* _What the task asks_
Copy every line that mentions the word "Rain".
[START OF Material to process]
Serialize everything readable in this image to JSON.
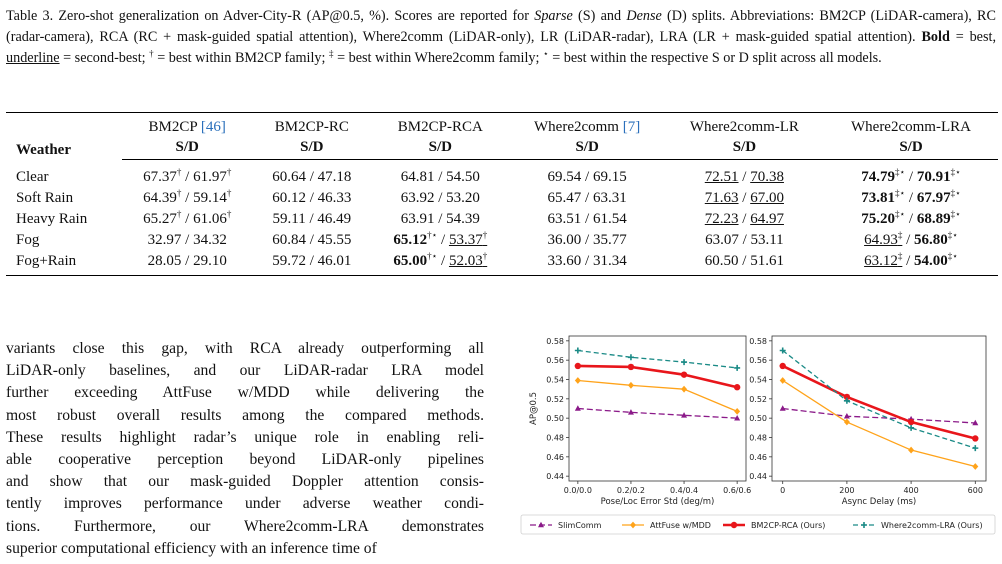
{
  "caption": {
    "part1": "Table 3. Zero-shot generalization on Adver-City-R (AP@0.5, %). Scores are reported for ",
    "sparse": "Sparse",
    "part2": " (S) and ",
    "dense": "Dense",
    "part3": " (D) splits. Abbreviations: BM2CP (LiDAR-camera), RC (radar-camera), RCA (RC + mask-guided spatial attention), Where2comm (LiDAR-only), LR (LiDAR-radar), LRA (LR + mask-guided spatial attention). ",
    "bold_label": "Bold",
    "part4": " = best, ",
    "underline_label": "underline",
    "part5": " = second-best; ",
    "dagger_sym": "†",
    "part6": " = best within BM2CP family; ",
    "ddagger_sym": "‡",
    "part7": " = best within Where2comm family; ",
    "star_sym": "⋆",
    "part8": " = best within the respective S or D split across all models."
  },
  "table": {
    "row_header": "Weather",
    "split_label": "S/D",
    "columns": [
      {
        "name": "BM2CP ",
        "ref": "[46]"
      },
      {
        "name": "BM2CP-RC",
        "ref": ""
      },
      {
        "name": "BM2CP-RCA",
        "ref": ""
      },
      {
        "name": "Where2comm ",
        "ref": "[7]"
      },
      {
        "name": "Where2comm-LR",
        "ref": ""
      },
      {
        "name": "Where2comm-LRA",
        "ref": ""
      }
    ],
    "rows": [
      {
        "weather": "Clear",
        "cells": [
          {
            "s": "67.37",
            "s_sup": "†",
            "d": "61.97",
            "d_sup": "†"
          },
          {
            "s": "60.64",
            "d": "47.18"
          },
          {
            "s": "64.81",
            "d": "54.50"
          },
          {
            "s": "69.54",
            "d": "69.15"
          },
          {
            "s": "72.51",
            "d": "70.38",
            "s_u": true,
            "d_u": true
          },
          {
            "s": "74.79",
            "s_sup": "‡⋆",
            "d": "70.91",
            "d_sup": "‡⋆",
            "s_b": true,
            "d_b": true
          }
        ]
      },
      {
        "weather": "Soft Rain",
        "cells": [
          {
            "s": "64.39",
            "s_sup": "†",
            "d": "59.14",
            "d_sup": "†"
          },
          {
            "s": "60.12",
            "d": "46.33"
          },
          {
            "s": "63.92",
            "d": "53.20"
          },
          {
            "s": "65.47",
            "d": "63.31"
          },
          {
            "s": "71.63",
            "d": "67.00",
            "s_u": true,
            "d_u": true
          },
          {
            "s": "73.81",
            "s_sup": "‡⋆",
            "d": "67.97",
            "d_sup": "‡⋆",
            "s_b": true,
            "d_b": true
          }
        ]
      },
      {
        "weather": "Heavy Rain",
        "cells": [
          {
            "s": "65.27",
            "s_sup": "†",
            "d": "61.06",
            "d_sup": "†"
          },
          {
            "s": "59.11",
            "d": "46.49"
          },
          {
            "s": "63.91",
            "d": "54.39"
          },
          {
            "s": "63.51",
            "d": "61.54"
          },
          {
            "s": "72.23",
            "d": "64.97",
            "s_u": true,
            "d_u": true
          },
          {
            "s": "75.20",
            "s_sup": "‡⋆",
            "d": "68.89",
            "d_sup": "‡⋆",
            "s_b": true,
            "d_b": true
          }
        ]
      },
      {
        "weather": "Fog",
        "cells": [
          {
            "s": "32.97",
            "d": "34.32"
          },
          {
            "s": "60.84",
            "d": "45.55"
          },
          {
            "s": "65.12",
            "s_sup": "†⋆",
            "d": "53.37",
            "d_sup": "†",
            "s_b": true,
            "d_u": true
          },
          {
            "s": "36.00",
            "d": "35.77"
          },
          {
            "s": "63.07",
            "d": "53.11"
          },
          {
            "s": "64.93",
            "s_sup": "‡",
            "d": "56.80",
            "d_sup": "‡⋆",
            "s_u": true,
            "d_b": true
          }
        ]
      },
      {
        "weather": "Fog+Rain",
        "cells": [
          {
            "s": "28.05",
            "d": "29.10"
          },
          {
            "s": "59.72",
            "d": "46.01"
          },
          {
            "s": "65.00",
            "s_sup": "†⋆",
            "d": "52.03",
            "d_sup": "†",
            "s_b": true,
            "d_u": true
          },
          {
            "s": "33.60",
            "d": "31.34"
          },
          {
            "s": "60.50",
            "d": "51.61"
          },
          {
            "s": "63.12",
            "s_sup": "‡",
            "d": "54.00",
            "d_sup": "‡⋆",
            "s_u": true,
            "d_b": true
          }
        ]
      }
    ]
  },
  "body_lines": [
    "variants close this gap, with RCA already outperforming all",
    "LiDAR-only baselines, and our LiDAR-radar LRA model",
    "further exceeding AttFuse w/MDD while delivering the",
    "most robust overall results among the compared methods.",
    "These results highlight radar’s unique role in enabling reli-",
    "able cooperative perception beyond LiDAR-only pipelines",
    "and show that our mask-guided Doppler attention consis-",
    "tently improves performance under adverse weather condi-",
    "tions. Furthermore, our Where2comm-LRA demonstrates",
    "superior computational efficiency with an inference time of"
  ],
  "chart_data": [
    {
      "type": "line",
      "xlabel": "Pose/Loc Error Std (deg/m)",
      "ylabel": "AP@0.5",
      "categories": [
        "0.0/0.0",
        "0.2/0.2",
        "0.4/0.4",
        "0.6/0.6"
      ],
      "ylim": [
        0.435,
        0.585
      ],
      "yticks": [
        "0.44",
        "0.46",
        "0.48",
        "0.50",
        "0.52",
        "0.54",
        "0.56",
        "0.58"
      ],
      "series": [
        {
          "name": "SlimComm",
          "values": [
            0.51,
            0.506,
            0.503,
            0.5
          ]
        },
        {
          "name": "AttFuse w/MDD",
          "values": [
            0.539,
            0.534,
            0.53,
            0.507
          ]
        },
        {
          "name": "BM2CP-RCA (Ours)",
          "values": [
            0.554,
            0.553,
            0.545,
            0.532
          ]
        },
        {
          "name": "Where2comm-LRA (Ours)",
          "values": [
            0.57,
            0.563,
            0.558,
            0.552
          ]
        }
      ]
    },
    {
      "type": "line",
      "xlabel": "Async Delay (ms)",
      "ylabel": "",
      "x": [
        0,
        200,
        400,
        600
      ],
      "xticks": [
        "0",
        "200",
        "400",
        "600"
      ],
      "ylim": [
        0.435,
        0.585
      ],
      "yticks": [
        "0.44",
        "0.46",
        "0.48",
        "0.50",
        "0.52",
        "0.54",
        "0.56",
        "0.58"
      ],
      "series": [
        {
          "name": "SlimComm",
          "values": [
            0.51,
            0.502,
            0.499,
            0.495
          ]
        },
        {
          "name": "AttFuse w/MDD",
          "values": [
            0.539,
            0.496,
            0.467,
            0.45
          ]
        },
        {
          "name": "BM2CP-RCA (Ours)",
          "values": [
            0.554,
            0.522,
            0.496,
            0.479
          ]
        },
        {
          "name": "Where2comm-LRA (Ours)",
          "values": [
            0.57,
            0.518,
            0.49,
            0.469
          ]
        }
      ]
    }
  ],
  "legend": [
    "SlimComm",
    "AttFuse w/MDD",
    "BM2CP-RCA (Ours)",
    "Where2comm-LRA (Ours)"
  ],
  "series_colors": [
    "#8b1a89",
    "#ffa31a",
    "#e8161b",
    "#1a8a86"
  ]
}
[END OF Material to process]
* _Response_
        "weather": "Soft Rain",
        "weather": "Heavy Rain",
        "weather": "Fog+Rain",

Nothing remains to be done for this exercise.